══ Information shown ══
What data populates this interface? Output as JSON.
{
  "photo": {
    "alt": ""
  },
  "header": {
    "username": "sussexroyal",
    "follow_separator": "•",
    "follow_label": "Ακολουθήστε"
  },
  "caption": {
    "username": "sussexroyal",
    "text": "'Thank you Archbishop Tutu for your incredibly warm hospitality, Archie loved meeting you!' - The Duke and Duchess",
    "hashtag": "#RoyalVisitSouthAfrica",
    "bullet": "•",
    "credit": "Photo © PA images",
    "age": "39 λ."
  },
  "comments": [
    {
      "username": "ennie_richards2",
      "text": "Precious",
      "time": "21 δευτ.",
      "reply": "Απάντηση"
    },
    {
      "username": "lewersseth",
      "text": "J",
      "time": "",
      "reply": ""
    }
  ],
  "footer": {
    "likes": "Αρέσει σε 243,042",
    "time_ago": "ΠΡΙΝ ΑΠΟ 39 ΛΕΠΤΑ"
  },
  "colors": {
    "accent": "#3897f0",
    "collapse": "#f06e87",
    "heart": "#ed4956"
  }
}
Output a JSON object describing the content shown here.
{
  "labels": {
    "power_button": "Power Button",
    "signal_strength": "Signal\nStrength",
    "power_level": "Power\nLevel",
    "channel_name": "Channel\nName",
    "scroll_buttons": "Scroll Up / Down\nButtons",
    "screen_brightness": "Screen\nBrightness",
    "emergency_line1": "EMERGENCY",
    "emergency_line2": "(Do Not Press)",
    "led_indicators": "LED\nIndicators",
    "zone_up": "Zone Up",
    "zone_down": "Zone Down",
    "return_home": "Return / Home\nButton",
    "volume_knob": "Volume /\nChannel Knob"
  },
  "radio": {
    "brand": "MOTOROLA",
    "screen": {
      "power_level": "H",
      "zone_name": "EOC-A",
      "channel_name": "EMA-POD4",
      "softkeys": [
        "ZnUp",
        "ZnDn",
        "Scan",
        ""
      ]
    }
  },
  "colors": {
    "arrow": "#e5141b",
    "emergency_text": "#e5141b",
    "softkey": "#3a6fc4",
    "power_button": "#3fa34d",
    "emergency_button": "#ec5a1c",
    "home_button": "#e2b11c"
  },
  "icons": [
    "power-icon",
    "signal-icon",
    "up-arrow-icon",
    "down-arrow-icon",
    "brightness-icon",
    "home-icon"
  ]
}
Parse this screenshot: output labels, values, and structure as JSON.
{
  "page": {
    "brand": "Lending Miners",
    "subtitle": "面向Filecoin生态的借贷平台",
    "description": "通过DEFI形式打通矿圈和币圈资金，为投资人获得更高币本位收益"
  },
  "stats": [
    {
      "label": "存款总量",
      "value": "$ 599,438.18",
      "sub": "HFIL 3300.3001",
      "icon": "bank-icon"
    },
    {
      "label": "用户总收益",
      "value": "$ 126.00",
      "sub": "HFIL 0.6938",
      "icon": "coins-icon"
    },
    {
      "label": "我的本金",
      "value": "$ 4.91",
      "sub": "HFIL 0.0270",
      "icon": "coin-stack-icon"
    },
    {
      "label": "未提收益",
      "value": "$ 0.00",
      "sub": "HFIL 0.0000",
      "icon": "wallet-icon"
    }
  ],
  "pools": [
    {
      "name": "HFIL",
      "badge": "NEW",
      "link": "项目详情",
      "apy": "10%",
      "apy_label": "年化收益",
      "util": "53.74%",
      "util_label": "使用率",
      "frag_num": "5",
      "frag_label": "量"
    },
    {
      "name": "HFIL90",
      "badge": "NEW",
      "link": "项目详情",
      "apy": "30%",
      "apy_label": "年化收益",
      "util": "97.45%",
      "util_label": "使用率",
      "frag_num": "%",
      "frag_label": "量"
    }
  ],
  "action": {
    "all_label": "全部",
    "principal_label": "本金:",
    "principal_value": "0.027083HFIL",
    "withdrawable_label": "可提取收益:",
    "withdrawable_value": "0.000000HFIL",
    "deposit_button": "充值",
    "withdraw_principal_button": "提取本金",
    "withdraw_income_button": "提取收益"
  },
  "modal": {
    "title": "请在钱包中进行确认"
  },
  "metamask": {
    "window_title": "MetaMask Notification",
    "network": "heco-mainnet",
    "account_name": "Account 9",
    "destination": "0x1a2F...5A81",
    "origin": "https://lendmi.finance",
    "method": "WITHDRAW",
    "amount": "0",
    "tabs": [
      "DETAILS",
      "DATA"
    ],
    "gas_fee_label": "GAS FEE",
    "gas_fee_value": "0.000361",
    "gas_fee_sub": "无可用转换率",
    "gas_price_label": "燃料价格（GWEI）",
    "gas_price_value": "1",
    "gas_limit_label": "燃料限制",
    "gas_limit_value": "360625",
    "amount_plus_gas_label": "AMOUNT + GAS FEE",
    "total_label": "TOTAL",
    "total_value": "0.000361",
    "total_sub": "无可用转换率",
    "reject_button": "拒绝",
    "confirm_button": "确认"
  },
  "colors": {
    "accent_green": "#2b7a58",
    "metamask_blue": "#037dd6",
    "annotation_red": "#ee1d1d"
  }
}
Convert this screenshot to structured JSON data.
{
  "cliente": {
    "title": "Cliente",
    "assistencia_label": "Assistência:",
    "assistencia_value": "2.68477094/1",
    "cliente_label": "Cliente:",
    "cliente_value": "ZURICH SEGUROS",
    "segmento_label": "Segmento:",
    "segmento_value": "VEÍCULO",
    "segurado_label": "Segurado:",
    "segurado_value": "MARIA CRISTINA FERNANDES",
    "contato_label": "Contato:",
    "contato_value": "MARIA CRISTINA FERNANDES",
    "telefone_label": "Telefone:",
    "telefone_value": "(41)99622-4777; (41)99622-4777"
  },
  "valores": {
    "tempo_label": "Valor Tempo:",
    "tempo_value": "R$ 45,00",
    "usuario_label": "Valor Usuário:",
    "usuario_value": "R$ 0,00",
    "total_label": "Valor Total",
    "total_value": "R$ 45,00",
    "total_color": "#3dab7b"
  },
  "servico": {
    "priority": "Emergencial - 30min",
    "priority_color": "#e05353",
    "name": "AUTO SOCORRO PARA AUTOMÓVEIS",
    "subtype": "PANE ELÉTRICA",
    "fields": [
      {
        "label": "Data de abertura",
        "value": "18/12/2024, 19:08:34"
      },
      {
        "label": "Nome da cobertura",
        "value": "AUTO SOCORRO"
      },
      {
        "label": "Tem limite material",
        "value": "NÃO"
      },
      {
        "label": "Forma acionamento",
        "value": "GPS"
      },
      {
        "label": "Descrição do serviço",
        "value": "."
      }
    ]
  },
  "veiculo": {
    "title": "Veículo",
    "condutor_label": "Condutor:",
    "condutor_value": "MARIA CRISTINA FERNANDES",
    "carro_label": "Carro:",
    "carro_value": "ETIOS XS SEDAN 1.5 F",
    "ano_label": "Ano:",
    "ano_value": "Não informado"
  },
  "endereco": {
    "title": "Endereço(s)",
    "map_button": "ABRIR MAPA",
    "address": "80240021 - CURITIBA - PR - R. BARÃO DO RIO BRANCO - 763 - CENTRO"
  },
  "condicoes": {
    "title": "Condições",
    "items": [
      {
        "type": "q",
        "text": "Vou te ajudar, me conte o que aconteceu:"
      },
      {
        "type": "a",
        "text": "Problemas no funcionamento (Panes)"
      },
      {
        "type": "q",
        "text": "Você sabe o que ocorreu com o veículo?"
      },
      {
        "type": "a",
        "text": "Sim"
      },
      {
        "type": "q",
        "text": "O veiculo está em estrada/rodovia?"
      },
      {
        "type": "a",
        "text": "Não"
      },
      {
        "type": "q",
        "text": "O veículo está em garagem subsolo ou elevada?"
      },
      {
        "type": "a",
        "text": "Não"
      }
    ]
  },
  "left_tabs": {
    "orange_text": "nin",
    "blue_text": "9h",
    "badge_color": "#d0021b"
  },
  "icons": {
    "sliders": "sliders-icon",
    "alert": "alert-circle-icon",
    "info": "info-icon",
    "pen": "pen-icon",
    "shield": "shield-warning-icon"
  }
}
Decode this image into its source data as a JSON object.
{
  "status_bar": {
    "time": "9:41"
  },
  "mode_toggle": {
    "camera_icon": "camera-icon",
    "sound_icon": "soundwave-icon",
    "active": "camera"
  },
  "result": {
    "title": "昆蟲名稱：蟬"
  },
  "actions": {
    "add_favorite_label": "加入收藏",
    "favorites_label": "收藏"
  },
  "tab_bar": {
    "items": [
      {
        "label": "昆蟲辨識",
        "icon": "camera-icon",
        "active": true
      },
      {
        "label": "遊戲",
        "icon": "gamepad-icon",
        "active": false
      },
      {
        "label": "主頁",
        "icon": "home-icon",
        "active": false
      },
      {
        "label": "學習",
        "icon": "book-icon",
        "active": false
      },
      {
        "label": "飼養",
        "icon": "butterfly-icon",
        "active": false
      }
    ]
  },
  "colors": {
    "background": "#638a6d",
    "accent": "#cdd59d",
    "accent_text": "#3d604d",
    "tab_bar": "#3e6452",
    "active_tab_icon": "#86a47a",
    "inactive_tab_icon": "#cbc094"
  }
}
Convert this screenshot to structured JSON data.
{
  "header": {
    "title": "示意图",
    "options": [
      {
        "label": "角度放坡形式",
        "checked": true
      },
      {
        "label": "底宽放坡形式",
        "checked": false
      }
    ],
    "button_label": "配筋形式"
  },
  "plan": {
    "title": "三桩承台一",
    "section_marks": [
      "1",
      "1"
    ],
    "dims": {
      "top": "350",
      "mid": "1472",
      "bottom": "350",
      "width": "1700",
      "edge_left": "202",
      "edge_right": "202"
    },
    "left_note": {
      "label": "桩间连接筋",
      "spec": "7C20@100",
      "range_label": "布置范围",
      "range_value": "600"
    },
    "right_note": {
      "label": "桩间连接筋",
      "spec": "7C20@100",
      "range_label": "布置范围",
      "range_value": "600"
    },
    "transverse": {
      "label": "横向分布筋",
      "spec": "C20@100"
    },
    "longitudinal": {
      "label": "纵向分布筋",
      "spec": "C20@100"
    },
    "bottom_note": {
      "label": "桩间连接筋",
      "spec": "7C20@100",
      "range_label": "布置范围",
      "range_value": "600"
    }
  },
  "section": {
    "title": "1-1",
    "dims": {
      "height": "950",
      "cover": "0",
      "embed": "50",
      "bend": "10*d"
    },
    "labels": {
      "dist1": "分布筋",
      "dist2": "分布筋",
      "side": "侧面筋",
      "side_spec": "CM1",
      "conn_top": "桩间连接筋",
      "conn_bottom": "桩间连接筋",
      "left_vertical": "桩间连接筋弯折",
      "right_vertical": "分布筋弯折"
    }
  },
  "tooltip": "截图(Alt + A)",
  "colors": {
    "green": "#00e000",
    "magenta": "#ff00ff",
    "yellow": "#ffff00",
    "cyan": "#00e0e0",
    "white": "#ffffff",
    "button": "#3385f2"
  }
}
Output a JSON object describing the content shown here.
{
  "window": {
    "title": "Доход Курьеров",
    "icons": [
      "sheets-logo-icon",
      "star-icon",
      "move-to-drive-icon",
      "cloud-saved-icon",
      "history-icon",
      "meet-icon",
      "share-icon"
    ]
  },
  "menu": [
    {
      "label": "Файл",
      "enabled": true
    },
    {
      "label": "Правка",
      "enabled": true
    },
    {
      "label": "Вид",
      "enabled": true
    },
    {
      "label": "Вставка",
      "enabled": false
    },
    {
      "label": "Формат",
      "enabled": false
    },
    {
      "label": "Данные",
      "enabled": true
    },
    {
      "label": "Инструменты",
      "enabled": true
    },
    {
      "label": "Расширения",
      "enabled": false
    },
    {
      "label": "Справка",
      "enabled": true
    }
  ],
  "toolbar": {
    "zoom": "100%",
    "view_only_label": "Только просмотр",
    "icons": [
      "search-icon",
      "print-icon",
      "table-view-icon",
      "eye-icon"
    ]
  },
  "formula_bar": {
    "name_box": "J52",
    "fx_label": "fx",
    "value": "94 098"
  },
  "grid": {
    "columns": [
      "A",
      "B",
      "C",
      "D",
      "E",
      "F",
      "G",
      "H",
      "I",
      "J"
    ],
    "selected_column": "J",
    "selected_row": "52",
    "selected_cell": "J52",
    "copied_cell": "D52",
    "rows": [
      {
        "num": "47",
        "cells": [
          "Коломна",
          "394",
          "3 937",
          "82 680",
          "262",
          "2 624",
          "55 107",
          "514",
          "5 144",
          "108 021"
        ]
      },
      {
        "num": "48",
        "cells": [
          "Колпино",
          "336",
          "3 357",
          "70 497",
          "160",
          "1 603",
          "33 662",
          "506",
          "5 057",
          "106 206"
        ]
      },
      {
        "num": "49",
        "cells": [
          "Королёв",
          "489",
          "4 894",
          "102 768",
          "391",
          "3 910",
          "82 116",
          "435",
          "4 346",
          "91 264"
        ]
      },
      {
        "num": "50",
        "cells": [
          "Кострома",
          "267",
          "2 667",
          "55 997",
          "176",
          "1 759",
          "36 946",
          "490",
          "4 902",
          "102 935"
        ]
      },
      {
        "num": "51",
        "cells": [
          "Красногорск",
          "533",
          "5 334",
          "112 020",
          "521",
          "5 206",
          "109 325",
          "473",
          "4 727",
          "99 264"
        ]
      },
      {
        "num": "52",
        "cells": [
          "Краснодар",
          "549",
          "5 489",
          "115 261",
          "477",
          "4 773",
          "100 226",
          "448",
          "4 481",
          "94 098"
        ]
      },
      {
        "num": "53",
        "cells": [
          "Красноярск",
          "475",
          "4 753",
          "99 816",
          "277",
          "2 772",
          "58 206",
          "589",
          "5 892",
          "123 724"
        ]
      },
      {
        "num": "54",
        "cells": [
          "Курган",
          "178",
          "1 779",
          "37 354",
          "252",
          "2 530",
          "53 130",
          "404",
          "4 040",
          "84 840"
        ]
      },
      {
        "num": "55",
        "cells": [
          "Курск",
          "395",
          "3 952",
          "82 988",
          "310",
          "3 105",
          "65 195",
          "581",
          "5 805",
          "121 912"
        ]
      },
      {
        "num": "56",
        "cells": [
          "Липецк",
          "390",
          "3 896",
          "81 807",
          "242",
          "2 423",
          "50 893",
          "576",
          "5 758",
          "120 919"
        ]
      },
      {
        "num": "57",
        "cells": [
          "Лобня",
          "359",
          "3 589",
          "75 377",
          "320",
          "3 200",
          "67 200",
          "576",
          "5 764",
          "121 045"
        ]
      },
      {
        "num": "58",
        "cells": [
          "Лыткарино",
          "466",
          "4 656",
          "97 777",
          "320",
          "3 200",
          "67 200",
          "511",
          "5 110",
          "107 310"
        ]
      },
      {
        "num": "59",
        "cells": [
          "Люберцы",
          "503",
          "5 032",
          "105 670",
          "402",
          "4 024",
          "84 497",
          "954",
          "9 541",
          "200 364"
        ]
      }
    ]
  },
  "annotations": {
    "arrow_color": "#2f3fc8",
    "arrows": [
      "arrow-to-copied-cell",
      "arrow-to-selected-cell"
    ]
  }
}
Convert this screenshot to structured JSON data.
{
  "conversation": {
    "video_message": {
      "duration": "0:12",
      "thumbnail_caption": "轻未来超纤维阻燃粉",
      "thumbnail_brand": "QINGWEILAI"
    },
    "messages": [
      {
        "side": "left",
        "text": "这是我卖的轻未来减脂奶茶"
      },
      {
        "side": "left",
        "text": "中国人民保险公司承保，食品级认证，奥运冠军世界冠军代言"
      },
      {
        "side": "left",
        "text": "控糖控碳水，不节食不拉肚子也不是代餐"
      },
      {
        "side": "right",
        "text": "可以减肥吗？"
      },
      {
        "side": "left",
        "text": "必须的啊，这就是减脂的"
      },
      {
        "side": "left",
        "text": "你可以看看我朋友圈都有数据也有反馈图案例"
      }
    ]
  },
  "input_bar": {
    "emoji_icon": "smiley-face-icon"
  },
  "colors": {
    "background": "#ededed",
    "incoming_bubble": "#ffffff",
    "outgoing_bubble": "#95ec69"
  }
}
═══
#### Task to complete:
Go through the material and select each line with the string "SOCORRO" in it.

#### Reply to the exercise:
    "name": "AUTO SOCORRO PARA AUTOMÓVEIS",
        "value": "AUTO SOCORRO"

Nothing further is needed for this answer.